- What is needed -
In the entries below, find every line with "настоящему" and copy it.

- Records -
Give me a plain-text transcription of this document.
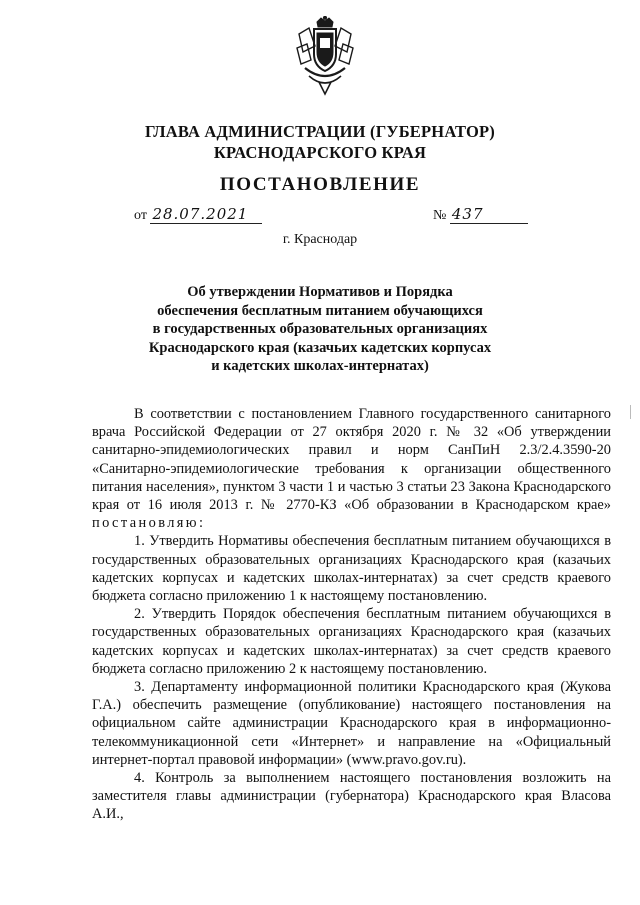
ГЛАВА АДМИНИСТРАЦИИ (ГУБЕРНАТОР)
КРАСНОДАРСКОГО КРАЯ
ПОСТАНОВЛЕНИЕ
от 28.07.2021	№ 437
г. Краснодар
Об утверждении Нормативов и Порядка
обеспечения бесплатным питанием обучающихся
в государственных образовательных организациях
Краснодарского края (казачьих кадетских корпусах
и кадетских школах-интернатах)

В соответствии с постановлением Главного государственного санитарного врача Российской Федерации от 27 октября 2020 г. № 32 «Об утверждении санитарно-эпидемиологических правил и норм СанПиН 2.3/2.4.3590-20 «Санитарно-эпидемиологические требования к организации общественного питания населения», пунктом 3 части 1 и частью 3 статьи 23 Закона Краснодарского края от 16 июля 2013 г. № 2770-КЗ «Об образовании в Краснодарском крае» постановляю:

1. Утвердить Нормативы обеспечения бесплатным питанием обучающихся в государственных образовательных организациях Краснодарского края (казачьих кадетских корпусах и кадетских школах-интернатах) за счет средств краевого бюджета согласно приложению 1 к настоящему постановлению.

2. Утвердить Порядок обеспечения бесплатным питанием обучающихся в государственных образовательных организациях Краснодарского края (казачьих кадетских корпусах и кадетских школах-интернатах) за счет средств краевого бюджета согласно приложению 2 к настоящему постановлению.

3. Департаменту информационной политики Краснодарского края (Жукова Г.А.) обеспечить размещение (опубликование) настоящего постановления на официальном сайте администрации Краснодарского края в информационно-телекоммуникационной сети «Интернет» и направление на «Официальный интернет-портал правовой информации» (www.pravo.gov.ru).

4. Контроль за выполнением настоящего постановления возложить на заместителя главы администрации (губернатора) Краснодарского края Власова А.И.,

- Correct result -
1. Утвердить Нормативы обеспечения бесплатным питанием обучающихся в государственных образовательных организациях Краснодарского края (казачьих кадетских корпусах и кадетских школах-интернатах) за счет средств краевого бюджета согласно приложению 1 к настоящему постановлению.
2. Утвердить Порядок обеспечения бесплатным питанием обучающихся в государственных образовательных организациях Краснодарского края (казачьих кадетских корпусах и кадетских школах-интернатах) за счет средств краевого бюджета согласно приложению 2 к настоящему постановлению.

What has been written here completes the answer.